== EXTRACTED DATA ==

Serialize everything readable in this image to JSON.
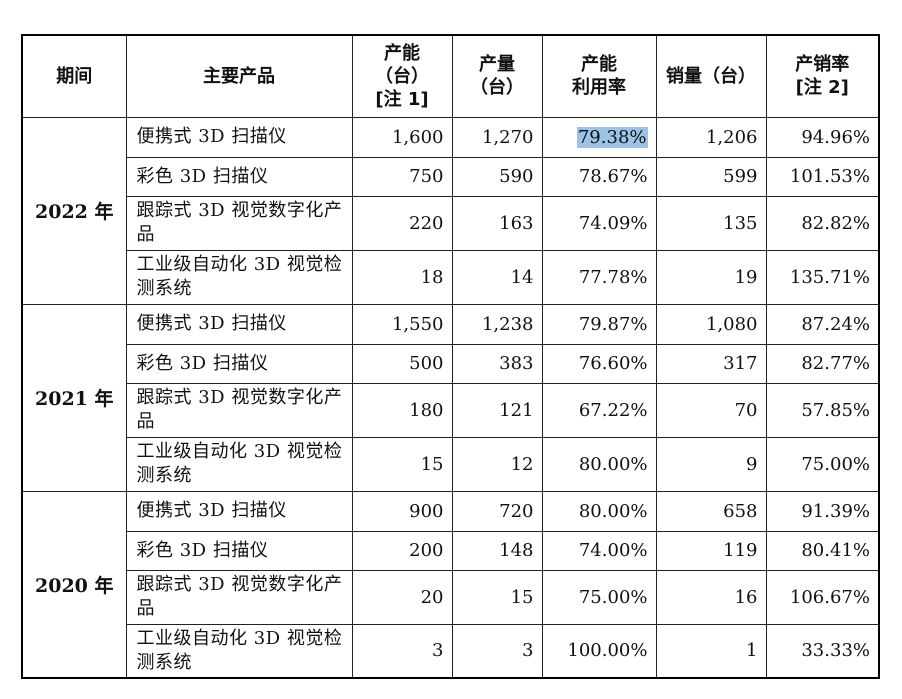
{
  "headers": {
    "period": "期间",
    "product": "主要产品",
    "capacity": [
      "产能",
      "（台）",
      "[注 1]"
    ],
    "output": [
      "产量",
      "（台）"
    ],
    "utilization": [
      "产能",
      "利用率"
    ],
    "sales": "销量（台）",
    "sales_rate": [
      "产销率",
      "[注 2]"
    ]
  },
  "groups": [
    {
      "period": "2022 年",
      "rows": [
        {
          "product": "便携式 3D 扫描仪",
          "capacity": "1,600",
          "output": "1,270",
          "utilization": "79.38%",
          "sales": "1,206",
          "rate": "94.96%"
        },
        {
          "product": "彩色 3D 扫描仪",
          "capacity": "750",
          "output": "590",
          "utilization": "78.67%",
          "sales": "599",
          "rate": "101.53%"
        },
        {
          "product": "跟踪式 3D 视觉数字化产品",
          "capacity": "220",
          "output": "163",
          "utilization": "74.09%",
          "sales": "135",
          "rate": "82.82%"
        },
        {
          "product": "工业级自动化 3D 视觉检测系统",
          "capacity": "18",
          "output": "14",
          "utilization": "77.78%",
          "sales": "19",
          "rate": "135.71%"
        }
      ]
    },
    {
      "period": "2021 年",
      "rows": [
        {
          "product": "便携式 3D 扫描仪",
          "capacity": "1,550",
          "output": "1,238",
          "utilization": "79.87%",
          "sales": "1,080",
          "rate": "87.24%"
        },
        {
          "product": "彩色 3D 扫描仪",
          "capacity": "500",
          "output": "383",
          "utilization": "76.60%",
          "sales": "317",
          "rate": "82.77%"
        },
        {
          "product": "跟踪式 3D 视觉数字化产品",
          "capacity": "180",
          "output": "121",
          "utilization": "67.22%",
          "sales": "70",
          "rate": "57.85%"
        },
        {
          "product": "工业级自动化 3D 视觉检测系统",
          "capacity": "15",
          "output": "12",
          "utilization": "80.00%",
          "sales": "9",
          "rate": "75.00%"
        }
      ]
    },
    {
      "period": "2020 年",
      "rows": [
        {
          "product": "便携式 3D 扫描仪",
          "capacity": "900",
          "output": "720",
          "utilization": "80.00%",
          "sales": "658",
          "rate": "91.39%"
        },
        {
          "product": "彩色 3D 扫描仪",
          "capacity": "200",
          "output": "148",
          "utilization": "74.00%",
          "sales": "119",
          "rate": "80.41%"
        },
        {
          "product": "跟踪式 3D 视觉数字化产品",
          "capacity": "20",
          "output": "15",
          "utilization": "75.00%",
          "sales": "16",
          "rate": "106.67%"
        },
        {
          "product": "工业级自动化 3D 视觉检测系统",
          "capacity": "3",
          "output": "3",
          "utilization": "100.00%",
          "sales": "1",
          "rate": "33.33%"
        }
      ]
    }
  ],
  "highlight_color": "#9cc3e6"
}
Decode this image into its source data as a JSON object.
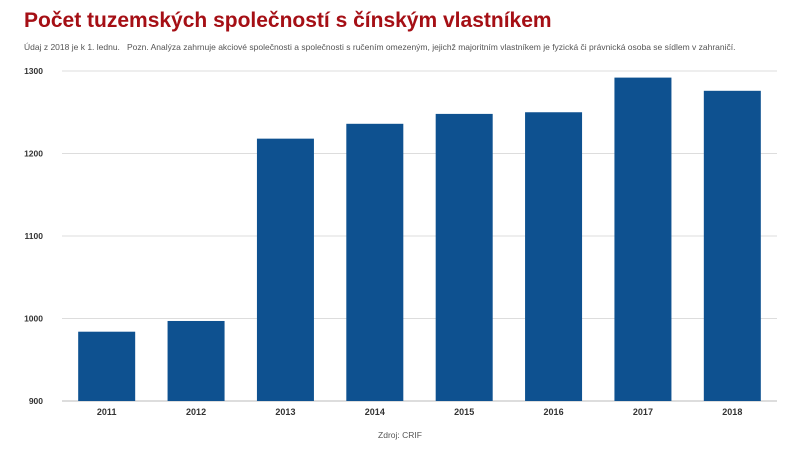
{
  "chart_data": {
    "type": "bar",
    "title": "Počet tuzemských společností s čínským vlastníkem",
    "subtitle": "Údaj z 2018 je k 1. lednu.   Pozn. Analýza zahrnuje akciové společnosti a společnosti s ručením omezeným, jejichž majoritním vlastníkem je fyzická či právnická osoba se sídlem v zahraničí.",
    "source": "Zdroj: CRIF",
    "categories": [
      "2011",
      "2012",
      "2013",
      "2014",
      "2015",
      "2016",
      "2017",
      "2018"
    ],
    "values": [
      984,
      997,
      1218,
      1236,
      1248,
      1250,
      1292,
      1276
    ],
    "ylim": [
      900,
      1300
    ],
    "yticks": [
      "900",
      "1000",
      "1100",
      "1200",
      "1300"
    ],
    "grid": true,
    "bar_color": "#0e5190",
    "title_color": "#a50f15"
  }
}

===

STATED TASK.
Restate word for word, please, the line containing "Decode this image" and all lines after it through the end of the material; the pictures do not belong in the copy.

RESULT.
Decode this image into its source data as a JSON object.
{
  "chart_data": {
    "type": "bar",
    "title": "Počet tuzemských společností s čínským vlastníkem",
    "subtitle": "Údaj z 2018 je k 1. lednu.   Pozn. Analýza zahrnuje akciové společnosti a společnosti s ručením omezeným, jejichž majoritním vlastníkem je fyzická či právnická osoba se sídlem v zahraničí.",
    "source": "Zdroj: CRIF",
    "categories": [
      "2011",
      "2012",
      "2013",
      "2014",
      "2015",
      "2016",
      "2017",
      "2018"
    ],
    "values": [
      984,
      997,
      1218,
      1236,
      1248,
      1250,
      1292,
      1276
    ],
    "ylim": [
      900,
      1300
    ],
    "yticks": [
      "900",
      "1000",
      "1100",
      "1200",
      "1300"
    ],
    "grid": true,
    "bar_color": "#0e5190",
    "title_color": "#a50f15"
  }
}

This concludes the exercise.